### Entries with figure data
-- begin --

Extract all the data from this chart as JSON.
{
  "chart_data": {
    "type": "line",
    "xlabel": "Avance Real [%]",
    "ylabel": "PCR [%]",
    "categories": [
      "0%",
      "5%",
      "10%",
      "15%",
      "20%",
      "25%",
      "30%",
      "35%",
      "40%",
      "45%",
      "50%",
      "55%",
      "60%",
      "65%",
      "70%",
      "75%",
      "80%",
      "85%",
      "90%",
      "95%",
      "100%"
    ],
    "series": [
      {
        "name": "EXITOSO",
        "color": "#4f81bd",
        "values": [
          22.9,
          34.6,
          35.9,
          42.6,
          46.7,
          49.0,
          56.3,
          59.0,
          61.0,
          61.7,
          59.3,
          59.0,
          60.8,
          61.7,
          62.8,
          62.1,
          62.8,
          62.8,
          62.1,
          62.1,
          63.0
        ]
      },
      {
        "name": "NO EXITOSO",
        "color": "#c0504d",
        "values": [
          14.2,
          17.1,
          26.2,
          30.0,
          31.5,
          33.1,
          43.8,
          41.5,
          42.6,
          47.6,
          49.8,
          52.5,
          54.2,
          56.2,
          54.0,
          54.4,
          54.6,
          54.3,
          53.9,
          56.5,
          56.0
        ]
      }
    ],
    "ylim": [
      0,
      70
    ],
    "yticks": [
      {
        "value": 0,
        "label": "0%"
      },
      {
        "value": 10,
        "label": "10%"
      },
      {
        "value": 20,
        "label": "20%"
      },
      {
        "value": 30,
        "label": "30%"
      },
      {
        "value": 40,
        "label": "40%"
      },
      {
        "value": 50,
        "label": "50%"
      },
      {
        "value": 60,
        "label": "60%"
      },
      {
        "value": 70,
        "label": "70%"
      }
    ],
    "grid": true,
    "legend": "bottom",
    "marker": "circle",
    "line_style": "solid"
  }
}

-- end --

### Instructions to follow
What do the records say? Quote them all exactly.

### Answer for the task
Extract all the data from this chart as JSON.
{
  "chart_data": {
    "type": "line",
    "xlabel": "Avance Real [%]",
    "ylabel": "PCR [%]",
    "categories": [
      "0%",
      "5%",
      "10%",
      "15%",
      "20%",
      "25%",
      "30%",
      "35%",
      "40%",
      "45%",
      "50%",
      "55%",
      "60%",
      "65%",
      "70%",
      "75%",
      "80%",
      "85%",
      "90%",
      "95%",
      "100%"
    ],
    "series": [
      {
        "name": "EXITOSO",
        "color": "#4f81bd",
        "values": [
          22.9,
          34.6,
          35.9,
          42.6,
          46.7,
          49.0,
          56.3,
          59.0,
          61.0,
          61.7,
          59.3,
          59.0,
          60.8,
          61.7,
          62.8,
          62.1,
          62.8,
          62.8,
          62.1,
          62.1,
          63.0
        ]
      },
      {
        "name": "NO EXITOSO",
        "color": "#c0504d",
        "values": [
          14.2,
          17.1,
          26.2,
          30.0,
          31.5,
          33.1,
          43.8,
          41.5,
          42.6,
          47.6,
          49.8,
          52.5,
          54.2,
          56.2,
          54.0,
          54.4,
          54.6,
          54.3,
          53.9,
          56.5,
          56.0
        ]
      }
    ],
    "ylim": [
      0,
      70
    ],
    "yticks": [
      {
        "value": 0,
        "label": "0%"
      },
      {
        "value": 10,
        "label": "10%"
      },
      {
        "value": 20,
        "label": "20%"
      },
      {
        "value": 30,
        "label": "30%"
      },
      {
        "value": 40,
        "label": "40%"
      },
      {
        "value": 50,
        "label": "50%"
      },
      {
        "value": 60,
        "label": "60%"
      },
      {
        "value": 70,
        "label": "70%"
      }
    ],
    "grid": true,
    "legend": "bottom",
    "marker": "circle",
    "line_style": "solid"
  }
}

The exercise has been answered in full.